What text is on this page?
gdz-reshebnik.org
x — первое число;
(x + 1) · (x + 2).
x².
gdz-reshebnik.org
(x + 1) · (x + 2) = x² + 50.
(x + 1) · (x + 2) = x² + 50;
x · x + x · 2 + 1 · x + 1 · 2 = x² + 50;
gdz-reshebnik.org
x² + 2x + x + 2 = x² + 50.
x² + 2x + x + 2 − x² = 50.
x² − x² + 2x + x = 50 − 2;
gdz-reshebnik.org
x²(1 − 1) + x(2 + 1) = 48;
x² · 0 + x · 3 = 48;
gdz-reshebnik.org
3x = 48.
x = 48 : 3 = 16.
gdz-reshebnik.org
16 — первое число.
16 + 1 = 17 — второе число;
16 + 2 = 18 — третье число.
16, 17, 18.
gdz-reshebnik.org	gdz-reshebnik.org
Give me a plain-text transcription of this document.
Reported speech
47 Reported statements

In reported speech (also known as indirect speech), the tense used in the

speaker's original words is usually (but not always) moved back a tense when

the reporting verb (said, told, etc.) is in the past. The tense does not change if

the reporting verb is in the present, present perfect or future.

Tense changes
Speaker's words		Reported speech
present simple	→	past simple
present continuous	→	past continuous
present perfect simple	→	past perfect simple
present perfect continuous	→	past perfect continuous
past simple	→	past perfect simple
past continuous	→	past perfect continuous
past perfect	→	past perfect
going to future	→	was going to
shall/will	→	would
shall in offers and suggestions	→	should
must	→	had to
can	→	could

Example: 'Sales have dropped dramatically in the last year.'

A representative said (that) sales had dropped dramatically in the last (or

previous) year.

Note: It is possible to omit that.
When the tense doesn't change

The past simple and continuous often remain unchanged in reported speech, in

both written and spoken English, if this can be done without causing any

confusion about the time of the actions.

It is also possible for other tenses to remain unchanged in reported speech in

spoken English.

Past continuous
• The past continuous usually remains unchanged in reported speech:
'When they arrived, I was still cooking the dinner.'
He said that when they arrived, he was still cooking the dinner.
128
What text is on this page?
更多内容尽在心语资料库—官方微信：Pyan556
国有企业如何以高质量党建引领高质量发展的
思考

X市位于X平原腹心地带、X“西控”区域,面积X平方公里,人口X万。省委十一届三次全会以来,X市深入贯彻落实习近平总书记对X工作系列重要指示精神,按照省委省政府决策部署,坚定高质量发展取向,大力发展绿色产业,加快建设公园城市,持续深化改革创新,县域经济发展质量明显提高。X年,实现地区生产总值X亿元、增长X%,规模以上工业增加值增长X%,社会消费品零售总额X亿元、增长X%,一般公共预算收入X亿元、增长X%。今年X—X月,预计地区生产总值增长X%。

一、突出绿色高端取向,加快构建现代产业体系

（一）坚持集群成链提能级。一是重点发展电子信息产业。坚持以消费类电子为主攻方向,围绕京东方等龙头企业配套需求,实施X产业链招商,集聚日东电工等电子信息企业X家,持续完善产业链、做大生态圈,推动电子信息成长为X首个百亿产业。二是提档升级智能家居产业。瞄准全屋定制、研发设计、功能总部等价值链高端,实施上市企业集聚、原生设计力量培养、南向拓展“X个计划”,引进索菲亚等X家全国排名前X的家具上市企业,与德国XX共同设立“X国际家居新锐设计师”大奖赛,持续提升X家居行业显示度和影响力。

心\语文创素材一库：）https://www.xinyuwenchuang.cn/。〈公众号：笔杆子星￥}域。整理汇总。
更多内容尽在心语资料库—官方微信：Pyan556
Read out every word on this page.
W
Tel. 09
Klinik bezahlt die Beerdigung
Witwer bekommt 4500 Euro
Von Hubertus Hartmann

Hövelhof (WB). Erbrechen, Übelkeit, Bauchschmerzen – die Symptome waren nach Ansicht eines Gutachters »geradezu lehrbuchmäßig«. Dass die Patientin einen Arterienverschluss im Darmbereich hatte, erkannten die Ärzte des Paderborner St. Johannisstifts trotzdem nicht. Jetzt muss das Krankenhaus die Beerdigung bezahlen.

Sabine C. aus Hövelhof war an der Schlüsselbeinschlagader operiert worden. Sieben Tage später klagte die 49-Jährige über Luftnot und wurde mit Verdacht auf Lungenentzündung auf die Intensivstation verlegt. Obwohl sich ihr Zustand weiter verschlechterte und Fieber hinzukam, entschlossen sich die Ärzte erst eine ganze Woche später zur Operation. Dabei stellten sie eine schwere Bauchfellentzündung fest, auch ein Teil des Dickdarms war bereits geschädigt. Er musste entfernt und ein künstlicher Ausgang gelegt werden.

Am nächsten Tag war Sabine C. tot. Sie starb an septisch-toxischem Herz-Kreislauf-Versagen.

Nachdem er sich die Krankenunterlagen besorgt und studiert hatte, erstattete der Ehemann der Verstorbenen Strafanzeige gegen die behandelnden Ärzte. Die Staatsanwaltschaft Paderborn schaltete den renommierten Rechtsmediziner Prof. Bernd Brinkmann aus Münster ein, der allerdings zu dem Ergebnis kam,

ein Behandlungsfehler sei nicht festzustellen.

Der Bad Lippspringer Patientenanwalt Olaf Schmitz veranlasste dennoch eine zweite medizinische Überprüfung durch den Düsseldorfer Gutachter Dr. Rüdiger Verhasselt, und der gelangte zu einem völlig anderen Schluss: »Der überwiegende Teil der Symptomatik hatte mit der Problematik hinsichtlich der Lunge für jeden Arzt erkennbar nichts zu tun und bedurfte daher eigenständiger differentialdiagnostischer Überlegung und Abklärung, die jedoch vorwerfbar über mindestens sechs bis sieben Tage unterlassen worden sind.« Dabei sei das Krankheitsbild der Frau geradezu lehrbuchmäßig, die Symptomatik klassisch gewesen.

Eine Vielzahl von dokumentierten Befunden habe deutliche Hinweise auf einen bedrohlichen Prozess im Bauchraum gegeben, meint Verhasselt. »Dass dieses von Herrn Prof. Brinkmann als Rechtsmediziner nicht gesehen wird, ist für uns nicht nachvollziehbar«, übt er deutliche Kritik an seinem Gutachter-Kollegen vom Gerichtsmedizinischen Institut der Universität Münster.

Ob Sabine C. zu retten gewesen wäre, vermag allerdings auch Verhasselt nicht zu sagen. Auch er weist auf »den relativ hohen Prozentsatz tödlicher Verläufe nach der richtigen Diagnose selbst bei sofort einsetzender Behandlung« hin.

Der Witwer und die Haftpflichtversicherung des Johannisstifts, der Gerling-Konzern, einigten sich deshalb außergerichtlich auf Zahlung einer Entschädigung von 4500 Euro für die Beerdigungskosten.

▸ **WHAT IS REQUIRED**: Could you transcribe the records in full, exactly?

▸ **EXERCISE RESULT**:
What text is on this page?
gdz-reshebnik.org
x — первое число;
(x + 1) · (x + 2).
x².
gdz-reshebnik.org
(x + 1) · (x + 2) = x² + 50.
(x + 1) · (x + 2) = x² + 50;
x · x + x · 2 + 1 · x + 1 · 2 = x² + 50;
gdz-reshebnik.org
x² + 2x + x + 2 = x² + 50.
x² + 2x + x + 2 − x² = 50.
x² − x² + 2x + x = 50 − 2;
gdz-reshebnik.org
x²(1 − 1) + x(2 + 1) = 48;
x² · 0 + x · 3 = 48;
gdz-reshebnik.org
3x = 48.
x = 48 : 3 = 16.
gdz-reshebnik.org
16 — первое число.
16 + 1 = 17 — второе число;
16 + 2 = 18 — третье число.
16, 17, 18.
gdz-reshebnik.org	gdz-reshebnik.org
Give me a plain-text transcription of this document.
Reported speech
47 Reported statements

In reported speech (also known as indirect speech), the tense used in the

speaker's original words is usually (but not always) moved back a tense when

the reporting verb (said, told, etc.) is in the past. The tense does not change if

the reporting verb is in the present, present perfect or future.

Tense changes
Speaker's words		Reported speech
present simple	→	past simple
present continuous	→	past continuous
present perfect simple	→	past perfect simple
present perfect continuous	→	past perfect continuous
past simple	→	past perfect simple
past continuous	→	past perfect continuous
past perfect	→	past perfect
going to future	→	was going to
shall/will	→	would
shall in offers and suggestions	→	should
must	→	had to
can	→	could

Example: 'Sales have dropped dramatically in the last year.'

A representative said (that) sales had dropped dramatically in the last (or

previous) year.

Note: It is possible to omit that.
When the tense doesn't change

The past simple and continuous often remain unchanged in reported speech, in

both written and spoken English, if this can be done without causing any

confusion about the time of the actions.

It is also possible for other tenses to remain unchanged in reported speech in

spoken English.

Past continuous
• The past continuous usually remains unchanged in reported speech:
'When they arrived, I was still cooking the dinner.'
He said that when they arrived, he was still cooking the dinner.
128
What text is on this page?
更多内容尽在心语资料库—官方微信：Pyan556
国有企业如何以高质量党建引领高质量发展的
思考

X市位于X平原腹心地带、X“西控”区域,面积X平方公里,人口X万。省委十一届三次全会以来,X市深入贯彻落实习近平总书记对X工作系列重要指示精神,按照省委省政府决策部署,坚定高质量发展取向,大力发展绿色产业,加快建设公园城市,持续深化改革创新,县域经济发展质量明显提高。X年,实现地区生产总值X亿元、增长X%,规模以上工业增加值增长X%,社会消费品零售总额X亿元、增长X%,一般公共预算收入X亿元、增长X%。今年X—X月,预计地区生产总值增长X%。

一、突出绿色高端取向,加快构建现代产业体系

（一）坚持集群成链提能级。一是重点发展电子信息产业。坚持以消费类电子为主攻方向,围绕京东方等龙头企业配套需求,实施X产业链招商,集聚日东电工等电子信息企业X家,持续完善产业链、做大生态圈,推动电子信息成长为X首个百亿产业。二是提档升级智能家居产业。瞄准全屋定制、研发设计、功能总部等价值链高端,实施上市企业集聚、原生设计力量培养、南向拓展“X个计划”,引进索菲亚等X家全国排名前X的家具上市企业,与德国XX共同设立“X国际家居新锐设计师”大奖赛,持续提升X家居行业显示度和影响力。

心\语文创素材一库：）https://www.xinyuwenchuang.cn/。〈公众号：笔杆子星￥}域。整理汇总。
更多内容尽在心语资料库—官方微信：Pyan556
Read out every word on this page.
W
Tel. 09
Klinik bezahlt die Beerdigung
Witwer bekommt 4500 Euro
Von Hubertus Hartmann

Hövelhof (WB). Erbrechen, Übelkeit, Bauchschmerzen – die Symptome waren nach Ansicht eines Gutachters »geradezu lehrbuchmäßig«. Dass die Patientin einen Arterienverschluss im Darmbereich hatte, erkannten die Ärzte des Paderborner St. Johannisstifts trotzdem nicht. Jetzt muss das Krankenhaus die Beerdigung bezahlen.

Sabine C. aus Hövelhof war an der Schlüsselbeinschlagader operiert worden. Sieben Tage später klagte die 49-Jährige über Luftnot und wurde mit Verdacht auf Lungenentzündung auf die Intensivstation verlegt. Obwohl sich ihr Zustand weiter verschlechterte und Fieber hinzukam, entschlossen sich die Ärzte erst eine ganze Woche später zur Operation. Dabei stellten sie eine schwere Bauchfellentzündung fest, auch ein Teil des Dickdarms war bereits geschädigt. Er musste entfernt und ein künstlicher Ausgang gelegt werden.

Am nächsten Tag war Sabine C. tot. Sie starb an septisch-toxischem Herz-Kreislauf-Versagen.

Nachdem er sich die Krankenunterlagen besorgt und studiert hatte, erstattete der Ehemann der Verstorbenen Strafanzeige gegen die behandelnden Ärzte. Die Staatsanwaltschaft Paderborn schaltete den renommierten Rechtsmediziner Prof. Bernd Brinkmann aus Münster ein, der allerdings zu dem Ergebnis kam,

ein Behandlungsfehler sei nicht festzustellen.

Der Bad Lippspringer Patientenanwalt Olaf Schmitz veranlasste dennoch eine zweite medizinische Überprüfung durch den Düsseldorfer Gutachter Dr. Rüdiger Verhasselt, und der gelangte zu einem völlig anderen Schluss: »Der überwiegende Teil der Symptomatik hatte mit der Problematik hinsichtlich der Lunge für jeden Arzt erkennbar nichts zu tun und bedurfte daher eigenständiger differentialdiagnostischer Überlegung und Abklärung, die jedoch vorwerfbar über mindestens sechs bis sieben Tage unterlassen worden sind.« Dabei sei das Krankheitsbild der Frau geradezu lehrbuchmäßig, die Symptomatik klassisch gewesen.

Eine Vielzahl von dokumentierten Befunden habe deutliche Hinweise auf einen bedrohlichen Prozess im Bauchraum gegeben, meint Verhasselt. »Dass dieses von Herrn Prof. Brinkmann als Rechtsmediziner nicht gesehen wird, ist für uns nicht nachvollziehbar«, übt er deutliche Kritik an seinem Gutachter-Kollegen vom Gerichtsmedizinischen Institut der Universität Münster.

Ob Sabine C. zu retten gewesen wäre, vermag allerdings auch Verhasselt nicht zu sagen. Auch er weist auf »den relativ hohen Prozentsatz tödlicher Verläufe nach der richtigen Diagnose selbst bei sofort einsetzender Behandlung« hin.

Der Witwer und die Haftpflichtversicherung des Johannisstifts, der Gerling-Konzern, einigten sich deshalb außergerichtlich auf Zahlung einer Entschädigung von 4500 Euro für die Beerdigungskosten.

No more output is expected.